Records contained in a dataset
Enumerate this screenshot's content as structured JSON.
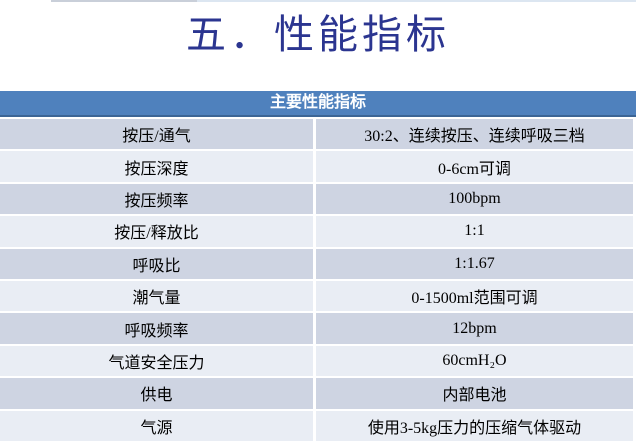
{
  "title": "五．性能指标",
  "table": {
    "header": "主要性能指标",
    "rows": [
      {
        "label": "按压/通气",
        "value": "30:2、连续按压、连续呼吸三档"
      },
      {
        "label": "按压深度",
        "value": "0-6cm可调"
      },
      {
        "label": "按压频率",
        "value": "100bpm"
      },
      {
        "label": "按压/释放比",
        "value": "1:1"
      },
      {
        "label": "呼吸比",
        "value": "1:1.67"
      },
      {
        "label": "潮气量",
        "value": "0-1500ml范围可调"
      },
      {
        "label": "呼吸频率",
        "value": "12bpm"
      },
      {
        "label": "气道安全压力",
        "value": "60cmH₂O"
      },
      {
        "label": "供电",
        "value": "内部电池"
      },
      {
        "label": "气源",
        "value": "使用3-5kg压力的压缩气体驱动"
      }
    ]
  },
  "colors": {
    "header_bg": "#4F81BD",
    "header_border": "#3C6595",
    "row_dark": "#CED4E2",
    "row_light": "#E9EDF4",
    "title_color": "#2B3590",
    "top_gray": "#C9CFD9",
    "top_blue": "#DCE6F1"
  }
}
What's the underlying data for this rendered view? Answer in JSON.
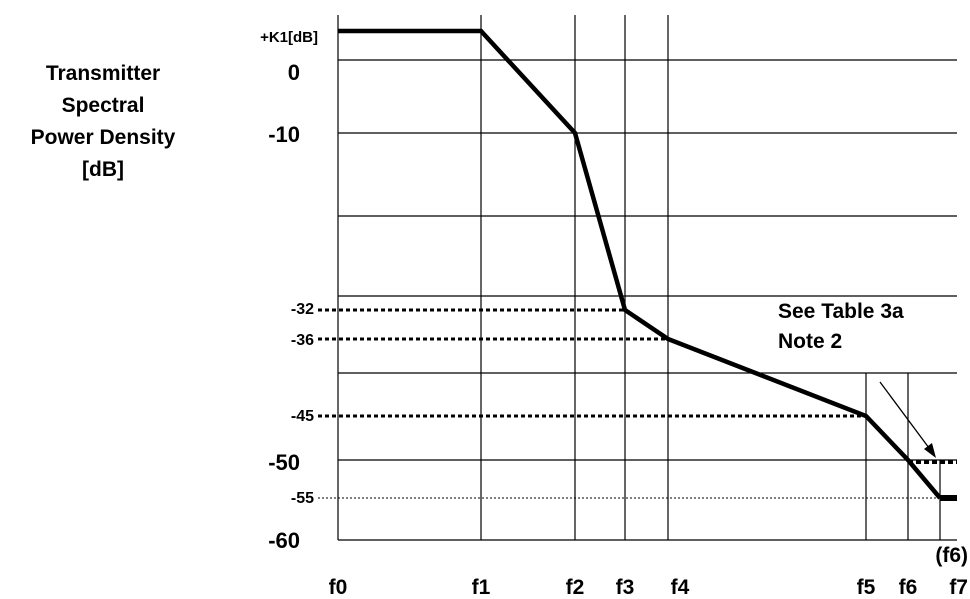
{
  "chart_data": {
    "type": "line",
    "title": "",
    "ylabel_lines": [
      "Transmitter",
      "Spectral",
      "Power Density",
      "[dB]"
    ],
    "xlabel": "",
    "x_ticks": [
      "f0",
      "f1",
      "f2",
      "f3",
      "f4",
      "f5",
      "f6",
      "f7"
    ],
    "x_tick_extra": "(f6)",
    "y_tick_labels": [
      {
        "label": "+K1[dB]",
        "value": 4
      },
      {
        "label": "0",
        "value": 0
      },
      {
        "label": "-10",
        "value": -10
      },
      {
        "label": "-32",
        "value": -32
      },
      {
        "label": "-36",
        "value": -36
      },
      {
        "label": "-45",
        "value": -45
      },
      {
        "label": "-50",
        "value": -50
      },
      {
        "label": "-55",
        "value": -55
      },
      {
        "label": "-60",
        "value": -60
      }
    ],
    "ylim": [
      -60,
      4
    ],
    "grid": true,
    "mask_points": [
      {
        "x": "f0",
        "y": "+K1"
      },
      {
        "x": "f1",
        "y": "+K1"
      },
      {
        "x": "f2",
        "y": -10
      },
      {
        "x": "f3",
        "y": -32
      },
      {
        "x": "f4",
        "y": -36
      },
      {
        "x": "f5",
        "y": -45
      },
      {
        "x": "f6",
        "y": -50
      },
      {
        "x": "(f6)",
        "y": -55
      },
      {
        "x": "f7",
        "y": -55
      }
    ],
    "dashed_extension": {
      "from": "f6",
      "to": "f7",
      "y": -50
    },
    "annotation": [
      "See Table 3a",
      "Note 2"
    ]
  }
}
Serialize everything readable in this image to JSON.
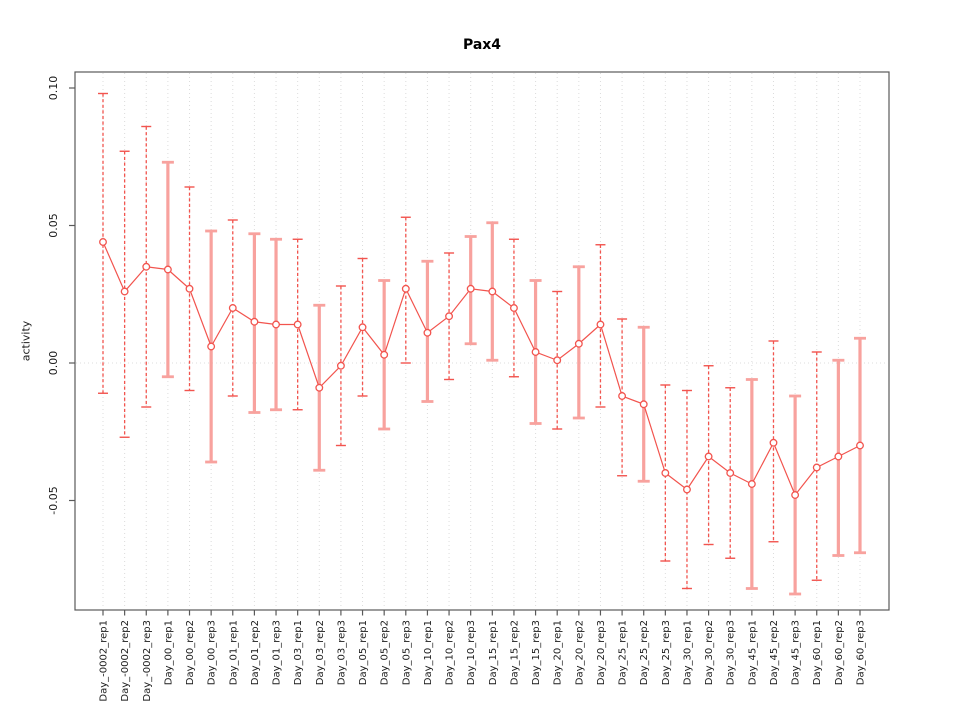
{
  "title": "Pax4",
  "chart_data": {
    "type": "scatter",
    "title": "Pax4",
    "xlabel": "",
    "ylabel": "activity",
    "ylim": [
      -0.09,
      0.106
    ],
    "yticks": {
      "values": [
        0.1,
        0.05,
        0.0,
        -0.05
      ],
      "labels": [
        "0.10",
        "0.05",
        "0.00",
        "-0.05"
      ]
    },
    "grid": "vertical dotted line at each category; dotted horizontal line at y=0",
    "legend": "none",
    "marker": "open circle connected by line, vertical error bars with end caps",
    "categories": [
      "Day_-0002_rep1",
      "Day_-0002_rep2",
      "Day_-0002_rep3",
      "Day_00_rep1",
      "Day_00_rep2",
      "Day_00_rep3",
      "Day_01_rep1",
      "Day_01_rep2",
      "Day_01_rep3",
      "Day_03_rep1",
      "Day_03_rep2",
      "Day_03_rep3",
      "Day_05_rep1",
      "Day_05_rep2",
      "Day_05_rep3",
      "Day_10_rep1",
      "Day_10_rep2",
      "Day_10_rep3",
      "Day_15_rep1",
      "Day_15_rep2",
      "Day_15_rep3",
      "Day_20_rep1",
      "Day_20_rep2",
      "Day_20_rep3",
      "Day_25_rep1",
      "Day_25_rep2",
      "Day_25_rep3",
      "Day_30_rep1",
      "Day_30_rep2",
      "Day_30_rep3",
      "Day_45_rep1",
      "Day_45_rep2",
      "Day_45_rep3",
      "Day_60_rep1",
      "Day_60_rep2",
      "Day_60_rep3"
    ],
    "series": [
      {
        "name": "activity",
        "values": [
          0.044,
          0.026,
          0.035,
          0.034,
          0.027,
          0.006,
          0.02,
          0.015,
          0.014,
          0.014,
          -0.009,
          -0.001,
          0.013,
          0.003,
          0.027,
          0.011,
          0.017,
          0.027,
          0.026,
          0.02,
          0.004,
          0.001,
          0.007,
          0.014,
          -0.012,
          -0.015,
          -0.04,
          -0.046,
          -0.034,
          -0.04,
          -0.044,
          -0.029,
          -0.048,
          -0.038,
          -0.034,
          -0.03
        ],
        "error_low": [
          -0.011,
          -0.027,
          -0.016,
          -0.005,
          -0.01,
          -0.036,
          -0.012,
          -0.018,
          -0.017,
          -0.017,
          -0.039,
          -0.03,
          -0.012,
          -0.024,
          0.0,
          -0.014,
          -0.006,
          0.007,
          0.001,
          -0.005,
          -0.022,
          -0.024,
          -0.02,
          -0.016,
          -0.041,
          -0.043,
          -0.072,
          -0.082,
          -0.066,
          -0.071,
          -0.082,
          -0.065,
          -0.084,
          -0.079,
          -0.07,
          -0.069
        ],
        "error_high": [
          0.098,
          0.077,
          0.086,
          0.073,
          0.064,
          0.048,
          0.052,
          0.047,
          0.045,
          0.045,
          0.021,
          0.028,
          0.038,
          0.03,
          0.053,
          0.037,
          0.04,
          0.046,
          0.051,
          0.045,
          0.03,
          0.026,
          0.035,
          0.043,
          0.016,
          0.013,
          -0.008,
          -0.01,
          -0.001,
          -0.009,
          -0.006,
          0.008,
          -0.012,
          0.004,
          0.001,
          0.009
        ],
        "bar_styles": [
          "dashed",
          "dashed",
          "dashed",
          "solid",
          "dashed",
          "solid",
          "dashed",
          "solid",
          "solid",
          "dashed",
          "solid",
          "dashed",
          "dashed",
          "solid",
          "dashed",
          "solid",
          "dashed",
          "solid",
          "solid",
          "dashed",
          "solid",
          "dashed",
          "solid",
          "dashed",
          "dashed",
          "solid",
          "dashed",
          "dashed",
          "dashed",
          "dashed",
          "solid",
          "dashed",
          "solid",
          "dashed",
          "solid",
          "solid"
        ]
      }
    ],
    "colors": {
      "point": "#f2544e",
      "line": "#f2544e",
      "error_bar_dashed": "#f2544e",
      "error_bar_solid": "#f8a29e",
      "grid": "#dcdcdc",
      "axis": "#595959",
      "tick_text": "#1a1a1a",
      "title_text": "#000000",
      "background": "#ffffff"
    }
  }
}
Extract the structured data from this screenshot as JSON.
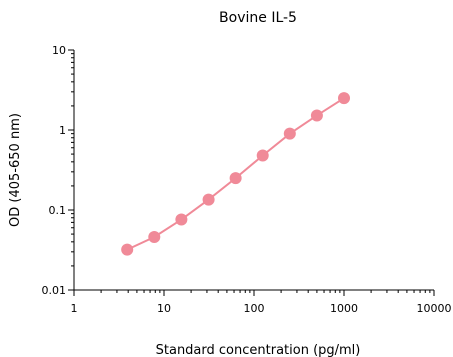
{
  "chart_data": {
    "type": "scatter",
    "title": "Bovine IL-5",
    "xlabel": "Standard concentration (pg/ml)",
    "ylabel": "OD (405-650 nm)",
    "xscale": "log",
    "yscale": "log",
    "xlim": [
      1,
      10000
    ],
    "ylim": [
      0.01,
      10
    ],
    "x_ticks": [
      1,
      10,
      100,
      1000,
      10000
    ],
    "x_tick_labels": [
      "1",
      "10",
      "100",
      "1000",
      "10000"
    ],
    "y_ticks": [
      0.01,
      0.1,
      1,
      10
    ],
    "y_tick_labels": [
      "0.01",
      "0.1",
      "1",
      "10"
    ],
    "grid": false,
    "legend": "none",
    "series": [
      {
        "color": "#f08a98",
        "x": [
          3.9,
          7.8,
          15.6,
          31.3,
          62.5,
          125,
          250,
          500,
          1000
        ],
        "y": [
          0.032,
          0.046,
          0.076,
          0.135,
          0.25,
          0.48,
          0.9,
          1.52,
          2.5
        ]
      }
    ]
  }
}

What you have to do: Report how many lines contain "vertical". Give nothing but the number.

Response to this exercise: 2